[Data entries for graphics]
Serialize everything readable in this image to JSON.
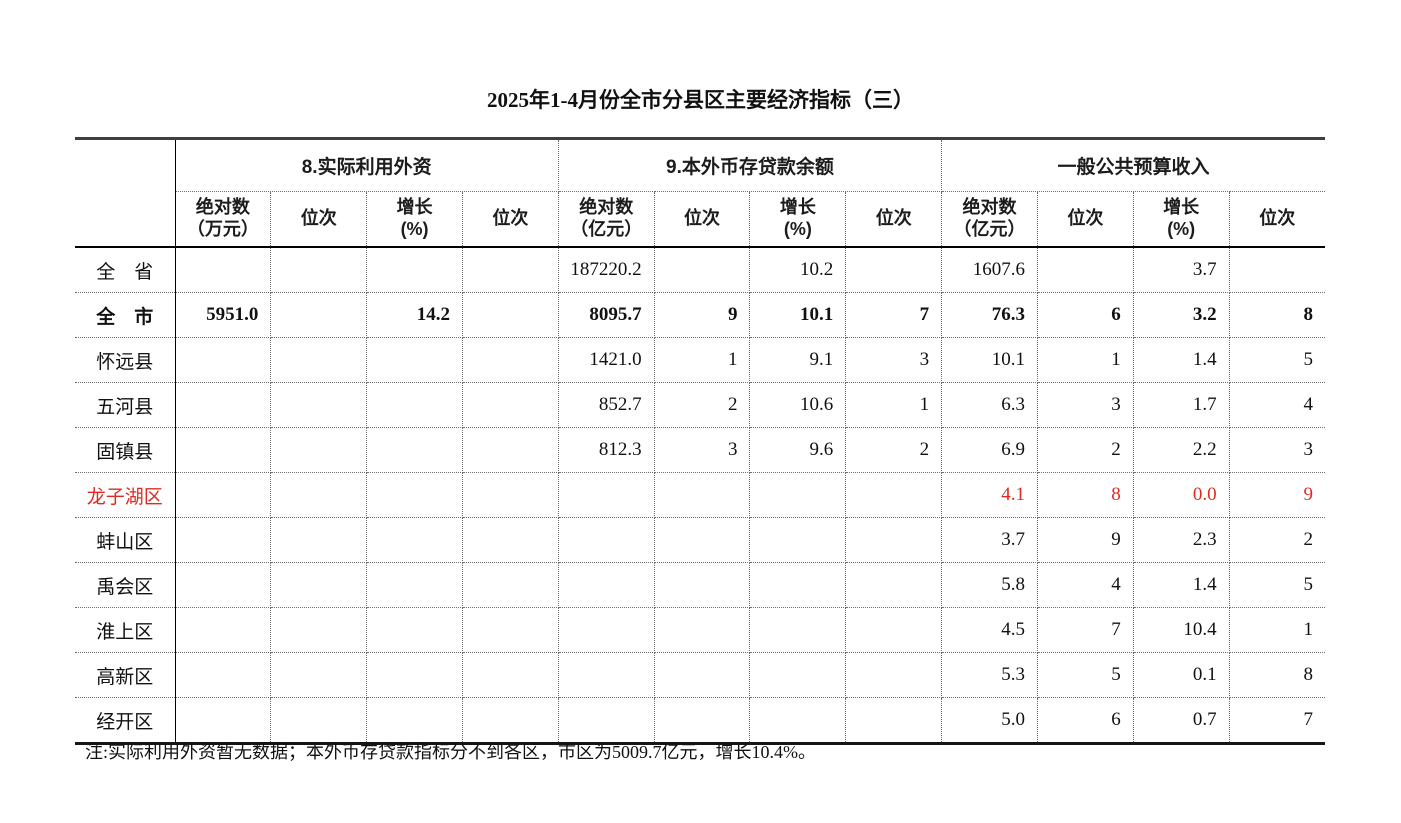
{
  "page": {
    "title": "2025年1-4月份全市分县区主要经济指标（三）",
    "note": "注:实际利用外资暂无数据；本外币存贷款指标分不到各区，市区为5009.7亿元，增长10.4%。"
  },
  "colors": {
    "accent_red": "#dd2b22",
    "text": "#111111",
    "solid_border": "#000000",
    "dotted_border": "#6e6e6e"
  },
  "table": {
    "corner_label": "",
    "groups": [
      {
        "label": "8.实际利用外资",
        "span": 4
      },
      {
        "label": "9.本外币存贷款余额",
        "span": 4
      },
      {
        "label": "一般公共预算收入",
        "span": 4
      }
    ],
    "subheaders": [
      {
        "top": "绝对数",
        "bottom": "（万元）"
      },
      {
        "top": "位次",
        "bottom": ""
      },
      {
        "top": "增长",
        "bottom": "(%)"
      },
      {
        "top": "位次",
        "bottom": ""
      },
      {
        "top": "绝对数",
        "bottom": "（亿元）"
      },
      {
        "top": "位次",
        "bottom": ""
      },
      {
        "top": "增长",
        "bottom": "(%)"
      },
      {
        "top": "位次",
        "bottom": ""
      },
      {
        "top": "绝对数",
        "bottom": "（亿元）"
      },
      {
        "top": "位次",
        "bottom": ""
      },
      {
        "top": "增长",
        "bottom": "(%)"
      },
      {
        "top": "位次",
        "bottom": ""
      }
    ],
    "rows": [
      {
        "label": "全　省",
        "bold": false,
        "red": false,
        "cells": [
          "",
          "",
          "",
          "",
          "187220.2",
          "",
          "10.2",
          "",
          "1607.6",
          "",
          "3.7",
          ""
        ]
      },
      {
        "label": "全　市",
        "bold": true,
        "red": false,
        "cells": [
          "5951.0",
          "",
          "14.2",
          "",
          "8095.7",
          "9",
          "10.1",
          "7",
          "76.3",
          "6",
          "3.2",
          "8"
        ]
      },
      {
        "label": "怀远县",
        "bold": false,
        "red": false,
        "cells": [
          "",
          "",
          "",
          "",
          "1421.0",
          "1",
          "9.1",
          "3",
          "10.1",
          "1",
          "1.4",
          "5"
        ]
      },
      {
        "label": "五河县",
        "bold": false,
        "red": false,
        "cells": [
          "",
          "",
          "",
          "",
          "852.7",
          "2",
          "10.6",
          "1",
          "6.3",
          "3",
          "1.7",
          "4"
        ]
      },
      {
        "label": "固镇县",
        "bold": false,
        "red": false,
        "cells": [
          "",
          "",
          "",
          "",
          "812.3",
          "3",
          "9.6",
          "2",
          "6.9",
          "2",
          "2.2",
          "3"
        ]
      },
      {
        "label": "龙子湖区",
        "bold": false,
        "red": true,
        "cells": [
          "",
          "",
          "",
          "",
          "",
          "",
          "",
          "",
          "4.1",
          "8",
          "0.0",
          "9"
        ]
      },
      {
        "label": "蚌山区",
        "bold": false,
        "red": false,
        "cells": [
          "",
          "",
          "",
          "",
          "",
          "",
          "",
          "",
          "3.7",
          "9",
          "2.3",
          "2"
        ]
      },
      {
        "label": "禹会区",
        "bold": false,
        "red": false,
        "cells": [
          "",
          "",
          "",
          "",
          "",
          "",
          "",
          "",
          "5.8",
          "4",
          "1.4",
          "5"
        ]
      },
      {
        "label": "淮上区",
        "bold": false,
        "red": false,
        "cells": [
          "",
          "",
          "",
          "",
          "",
          "",
          "",
          "",
          "4.5",
          "7",
          "10.4",
          "1"
        ]
      },
      {
        "label": "高新区",
        "bold": false,
        "red": false,
        "cells": [
          "",
          "",
          "",
          "",
          "",
          "",
          "",
          "",
          "5.3",
          "5",
          "0.1",
          "8"
        ]
      },
      {
        "label": "经开区",
        "bold": false,
        "red": false,
        "cells": [
          "",
          "",
          "",
          "",
          "",
          "",
          "",
          "",
          "5.0",
          "6",
          "0.7",
          "7"
        ]
      }
    ]
  }
}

Problem description: Quote the material in full and exactly; do not carry over its pictures.

Task result:
Serialize everything readable in this image to JSON.
{
  "page": {
    "title": "2025年1-4月份全市分县区主要经济指标（三）",
    "note": "注:实际利用外资暂无数据；本外币存贷款指标分不到各区，市区为5009.7亿元，增长10.4%。"
  },
  "colors": {
    "accent_red": "#dd2b22",
    "text": "#111111",
    "solid_border": "#000000",
    "dotted_border": "#6e6e6e"
  },
  "table": {
    "corner_label": "",
    "groups": [
      {
        "label": "8.实际利用外资",
        "span": 4
      },
      {
        "label": "9.本外币存贷款余额",
        "span": 4
      },
      {
        "label": "一般公共预算收入",
        "span": 4
      }
    ],
    "subheaders": [
      {
        "top": "绝对数",
        "bottom": "（万元）"
      },
      {
        "top": "位次",
        "bottom": ""
      },
      {
        "top": "增长",
        "bottom": "(%)"
      },
      {
        "top": "位次",
        "bottom": ""
      },
      {
        "top": "绝对数",
        "bottom": "（亿元）"
      },
      {
        "top": "位次",
        "bottom": ""
      },
      {
        "top": "增长",
        "bottom": "(%)"
      },
      {
        "top": "位次",
        "bottom": ""
      },
      {
        "top": "绝对数",
        "bottom": "（亿元）"
      },
      {
        "top": "位次",
        "bottom": ""
      },
      {
        "top": "增长",
        "bottom": "(%)"
      },
      {
        "top": "位次",
        "bottom": ""
      }
    ],
    "rows": [
      {
        "label": "全　省",
        "bold": false,
        "red": false,
        "cells": [
          "",
          "",
          "",
          "",
          "187220.2",
          "",
          "10.2",
          "",
          "1607.6",
          "",
          "3.7",
          ""
        ]
      },
      {
        "label": "全　市",
        "bold": true,
        "red": false,
        "cells": [
          "5951.0",
          "",
          "14.2",
          "",
          "8095.7",
          "9",
          "10.1",
          "7",
          "76.3",
          "6",
          "3.2",
          "8"
        ]
      },
      {
        "label": "怀远县",
        "bold": false,
        "red": false,
        "cells": [
          "",
          "",
          "",
          "",
          "1421.0",
          "1",
          "9.1",
          "3",
          "10.1",
          "1",
          "1.4",
          "5"
        ]
      },
      {
        "label": "五河县",
        "bold": false,
        "red": false,
        "cells": [
          "",
          "",
          "",
          "",
          "852.7",
          "2",
          "10.6",
          "1",
          "6.3",
          "3",
          "1.7",
          "4"
        ]
      },
      {
        "label": "固镇县",
        "bold": false,
        "red": false,
        "cells": [
          "",
          "",
          "",
          "",
          "812.3",
          "3",
          "9.6",
          "2",
          "6.9",
          "2",
          "2.2",
          "3"
        ]
      },
      {
        "label": "龙子湖区",
        "bold": false,
        "red": true,
        "cells": [
          "",
          "",
          "",
          "",
          "",
          "",
          "",
          "",
          "4.1",
          "8",
          "0.0",
          "9"
        ]
      },
      {
        "label": "蚌山区",
        "bold": false,
        "red": false,
        "cells": [
          "",
          "",
          "",
          "",
          "",
          "",
          "",
          "",
          "3.7",
          "9",
          "2.3",
          "2"
        ]
      },
      {
        "label": "禹会区",
        "bold": false,
        "red": false,
        "cells": [
          "",
          "",
          "",
          "",
          "",
          "",
          "",
          "",
          "5.8",
          "4",
          "1.4",
          "5"
        ]
      },
      {
        "label": "淮上区",
        "bold": false,
        "red": false,
        "cells": [
          "",
          "",
          "",
          "",
          "",
          "",
          "",
          "",
          "4.5",
          "7",
          "10.4",
          "1"
        ]
      },
      {
        "label": "高新区",
        "bold": false,
        "red": false,
        "cells": [
          "",
          "",
          "",
          "",
          "",
          "",
          "",
          "",
          "5.3",
          "5",
          "0.1",
          "8"
        ]
      },
      {
        "label": "经开区",
        "bold": false,
        "red": false,
        "cells": [
          "",
          "",
          "",
          "",
          "",
          "",
          "",
          "",
          "5.0",
          "6",
          "0.7",
          "7"
        ]
      }
    ]
  }
}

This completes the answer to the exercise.